Task to complete: Locate each line with the string "ราลงกรณ" in the listing below and copy it.
□ □ □ □
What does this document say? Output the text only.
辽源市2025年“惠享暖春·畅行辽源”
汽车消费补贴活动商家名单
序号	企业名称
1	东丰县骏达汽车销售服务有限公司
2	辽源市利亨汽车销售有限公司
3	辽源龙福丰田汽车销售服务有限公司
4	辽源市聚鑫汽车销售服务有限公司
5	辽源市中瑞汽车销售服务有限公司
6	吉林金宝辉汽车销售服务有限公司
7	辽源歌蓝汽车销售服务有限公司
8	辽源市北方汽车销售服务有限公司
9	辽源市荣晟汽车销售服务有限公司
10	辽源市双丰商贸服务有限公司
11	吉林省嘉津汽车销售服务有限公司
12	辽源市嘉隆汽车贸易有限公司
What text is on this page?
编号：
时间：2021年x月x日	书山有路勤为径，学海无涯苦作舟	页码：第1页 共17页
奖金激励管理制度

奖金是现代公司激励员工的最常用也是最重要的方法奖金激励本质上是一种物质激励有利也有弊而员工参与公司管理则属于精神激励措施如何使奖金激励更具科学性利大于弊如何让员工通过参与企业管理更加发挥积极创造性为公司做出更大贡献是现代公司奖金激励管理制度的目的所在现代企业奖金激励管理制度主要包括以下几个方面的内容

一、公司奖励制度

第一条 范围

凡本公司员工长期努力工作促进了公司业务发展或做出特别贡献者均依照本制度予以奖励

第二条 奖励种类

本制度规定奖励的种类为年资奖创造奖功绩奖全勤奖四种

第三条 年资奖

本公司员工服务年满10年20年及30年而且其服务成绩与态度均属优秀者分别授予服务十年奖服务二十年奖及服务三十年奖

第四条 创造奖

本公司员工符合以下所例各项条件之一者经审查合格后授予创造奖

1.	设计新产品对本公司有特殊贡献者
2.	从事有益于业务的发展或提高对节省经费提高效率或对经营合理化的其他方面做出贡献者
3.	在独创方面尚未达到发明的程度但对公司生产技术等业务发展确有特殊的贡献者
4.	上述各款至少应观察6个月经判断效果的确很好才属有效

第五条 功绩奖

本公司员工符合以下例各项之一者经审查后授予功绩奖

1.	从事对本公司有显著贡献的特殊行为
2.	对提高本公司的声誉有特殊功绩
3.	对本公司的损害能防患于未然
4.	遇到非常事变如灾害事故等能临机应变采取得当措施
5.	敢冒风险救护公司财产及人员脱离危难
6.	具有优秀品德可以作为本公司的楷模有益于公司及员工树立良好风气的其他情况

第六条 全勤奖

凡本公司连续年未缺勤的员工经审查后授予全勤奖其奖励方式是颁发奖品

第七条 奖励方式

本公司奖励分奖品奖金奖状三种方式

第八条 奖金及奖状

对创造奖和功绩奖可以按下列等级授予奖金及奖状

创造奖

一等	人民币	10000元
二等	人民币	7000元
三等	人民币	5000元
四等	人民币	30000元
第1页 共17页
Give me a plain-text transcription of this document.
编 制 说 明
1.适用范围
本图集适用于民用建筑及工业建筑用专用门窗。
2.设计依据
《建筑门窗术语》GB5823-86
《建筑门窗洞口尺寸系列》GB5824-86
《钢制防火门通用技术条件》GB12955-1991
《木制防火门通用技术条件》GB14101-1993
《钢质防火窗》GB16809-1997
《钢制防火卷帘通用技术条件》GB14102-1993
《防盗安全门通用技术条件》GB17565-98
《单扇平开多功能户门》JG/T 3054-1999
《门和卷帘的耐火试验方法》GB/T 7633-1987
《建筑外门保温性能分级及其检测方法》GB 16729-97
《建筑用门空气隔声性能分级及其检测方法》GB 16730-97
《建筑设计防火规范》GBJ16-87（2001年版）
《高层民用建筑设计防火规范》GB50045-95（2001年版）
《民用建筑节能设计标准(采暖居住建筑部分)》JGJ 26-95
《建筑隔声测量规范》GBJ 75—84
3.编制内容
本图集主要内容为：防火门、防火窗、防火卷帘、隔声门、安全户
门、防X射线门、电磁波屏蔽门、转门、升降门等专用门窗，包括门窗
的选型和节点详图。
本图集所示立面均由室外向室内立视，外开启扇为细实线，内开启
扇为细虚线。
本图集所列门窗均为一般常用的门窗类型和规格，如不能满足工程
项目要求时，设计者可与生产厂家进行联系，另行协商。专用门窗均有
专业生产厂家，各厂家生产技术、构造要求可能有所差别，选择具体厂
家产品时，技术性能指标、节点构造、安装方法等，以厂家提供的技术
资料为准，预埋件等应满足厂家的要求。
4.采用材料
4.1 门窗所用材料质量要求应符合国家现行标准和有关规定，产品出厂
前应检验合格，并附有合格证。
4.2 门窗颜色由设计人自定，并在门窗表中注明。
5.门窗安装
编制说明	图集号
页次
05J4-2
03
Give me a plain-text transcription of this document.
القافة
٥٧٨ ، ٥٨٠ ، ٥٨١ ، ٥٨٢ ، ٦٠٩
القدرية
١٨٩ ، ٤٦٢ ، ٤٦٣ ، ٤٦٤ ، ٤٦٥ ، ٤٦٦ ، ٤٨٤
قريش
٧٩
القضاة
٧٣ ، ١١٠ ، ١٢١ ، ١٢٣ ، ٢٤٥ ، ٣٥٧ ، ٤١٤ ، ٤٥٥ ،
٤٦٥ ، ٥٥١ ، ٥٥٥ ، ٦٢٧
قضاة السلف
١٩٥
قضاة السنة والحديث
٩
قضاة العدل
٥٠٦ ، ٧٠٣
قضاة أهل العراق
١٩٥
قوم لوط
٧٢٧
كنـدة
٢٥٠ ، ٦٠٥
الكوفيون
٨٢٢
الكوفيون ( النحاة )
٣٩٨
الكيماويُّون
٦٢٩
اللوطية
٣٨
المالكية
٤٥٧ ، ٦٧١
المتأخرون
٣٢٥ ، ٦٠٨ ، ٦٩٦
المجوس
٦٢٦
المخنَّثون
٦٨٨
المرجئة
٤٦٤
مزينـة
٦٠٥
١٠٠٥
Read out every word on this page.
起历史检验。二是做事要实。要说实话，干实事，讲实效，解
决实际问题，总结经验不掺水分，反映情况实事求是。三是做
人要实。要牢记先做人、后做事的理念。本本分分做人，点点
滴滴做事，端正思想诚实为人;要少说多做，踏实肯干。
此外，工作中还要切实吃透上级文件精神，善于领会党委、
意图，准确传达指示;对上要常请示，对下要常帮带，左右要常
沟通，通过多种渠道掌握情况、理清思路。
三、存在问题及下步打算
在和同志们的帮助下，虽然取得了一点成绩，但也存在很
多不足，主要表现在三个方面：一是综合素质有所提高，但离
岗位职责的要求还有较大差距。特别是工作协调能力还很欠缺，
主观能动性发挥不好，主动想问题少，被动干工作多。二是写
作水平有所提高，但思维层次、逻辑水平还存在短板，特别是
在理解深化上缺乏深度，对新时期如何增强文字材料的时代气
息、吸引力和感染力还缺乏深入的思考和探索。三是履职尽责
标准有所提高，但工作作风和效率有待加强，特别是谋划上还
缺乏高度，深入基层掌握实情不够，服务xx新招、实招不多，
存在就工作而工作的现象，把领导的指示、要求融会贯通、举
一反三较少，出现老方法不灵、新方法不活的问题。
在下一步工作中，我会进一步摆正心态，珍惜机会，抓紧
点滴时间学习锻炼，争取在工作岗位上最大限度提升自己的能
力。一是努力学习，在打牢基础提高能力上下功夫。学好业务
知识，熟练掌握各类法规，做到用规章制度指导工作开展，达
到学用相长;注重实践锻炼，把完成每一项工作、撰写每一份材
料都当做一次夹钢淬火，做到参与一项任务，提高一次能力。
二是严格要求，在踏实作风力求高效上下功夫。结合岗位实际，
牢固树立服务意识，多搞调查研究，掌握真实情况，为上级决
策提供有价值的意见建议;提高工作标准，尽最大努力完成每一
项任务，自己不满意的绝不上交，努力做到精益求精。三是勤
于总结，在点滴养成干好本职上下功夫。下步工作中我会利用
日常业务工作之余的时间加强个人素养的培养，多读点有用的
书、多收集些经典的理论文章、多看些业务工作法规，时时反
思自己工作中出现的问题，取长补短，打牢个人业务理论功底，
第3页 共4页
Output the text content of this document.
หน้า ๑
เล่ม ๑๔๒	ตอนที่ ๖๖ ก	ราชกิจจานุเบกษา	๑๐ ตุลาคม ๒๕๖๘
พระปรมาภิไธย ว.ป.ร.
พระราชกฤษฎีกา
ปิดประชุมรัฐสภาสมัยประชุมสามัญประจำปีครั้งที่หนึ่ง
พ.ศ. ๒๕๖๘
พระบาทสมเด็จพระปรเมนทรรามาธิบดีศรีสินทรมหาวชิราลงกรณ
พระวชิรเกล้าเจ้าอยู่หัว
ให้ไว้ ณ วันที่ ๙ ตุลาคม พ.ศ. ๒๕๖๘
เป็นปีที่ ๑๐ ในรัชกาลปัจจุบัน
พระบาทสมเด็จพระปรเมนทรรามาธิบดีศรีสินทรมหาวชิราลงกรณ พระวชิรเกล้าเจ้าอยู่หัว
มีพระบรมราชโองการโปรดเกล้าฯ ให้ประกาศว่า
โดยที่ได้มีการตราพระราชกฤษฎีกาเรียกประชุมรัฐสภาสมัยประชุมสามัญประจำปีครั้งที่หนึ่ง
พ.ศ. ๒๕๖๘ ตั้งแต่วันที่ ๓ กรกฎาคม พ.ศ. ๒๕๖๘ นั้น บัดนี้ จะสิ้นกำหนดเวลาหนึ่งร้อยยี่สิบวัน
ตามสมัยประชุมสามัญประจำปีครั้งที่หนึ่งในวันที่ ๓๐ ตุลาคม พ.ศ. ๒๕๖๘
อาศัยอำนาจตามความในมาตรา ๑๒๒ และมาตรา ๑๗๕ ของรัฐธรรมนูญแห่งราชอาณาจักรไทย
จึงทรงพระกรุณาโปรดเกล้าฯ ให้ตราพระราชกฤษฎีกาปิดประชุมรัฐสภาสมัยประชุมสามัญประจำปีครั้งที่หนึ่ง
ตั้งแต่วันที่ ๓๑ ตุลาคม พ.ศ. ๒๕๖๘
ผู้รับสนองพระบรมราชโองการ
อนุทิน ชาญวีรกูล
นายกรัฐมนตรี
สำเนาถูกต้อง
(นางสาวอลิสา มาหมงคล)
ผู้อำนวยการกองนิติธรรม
□ □ □ □
Solution below:
พระบาทสมเด็จพระปรเมนทรรามาธิบดีศรีสินทรมหาวชิราลงกรณ
พระบาทสมเด็จพระปรเมนทรรามาธิบดีศรีสินทรมหาวชิราลงกรณ พระวชิรเกล้าเจ้าอยู่หัว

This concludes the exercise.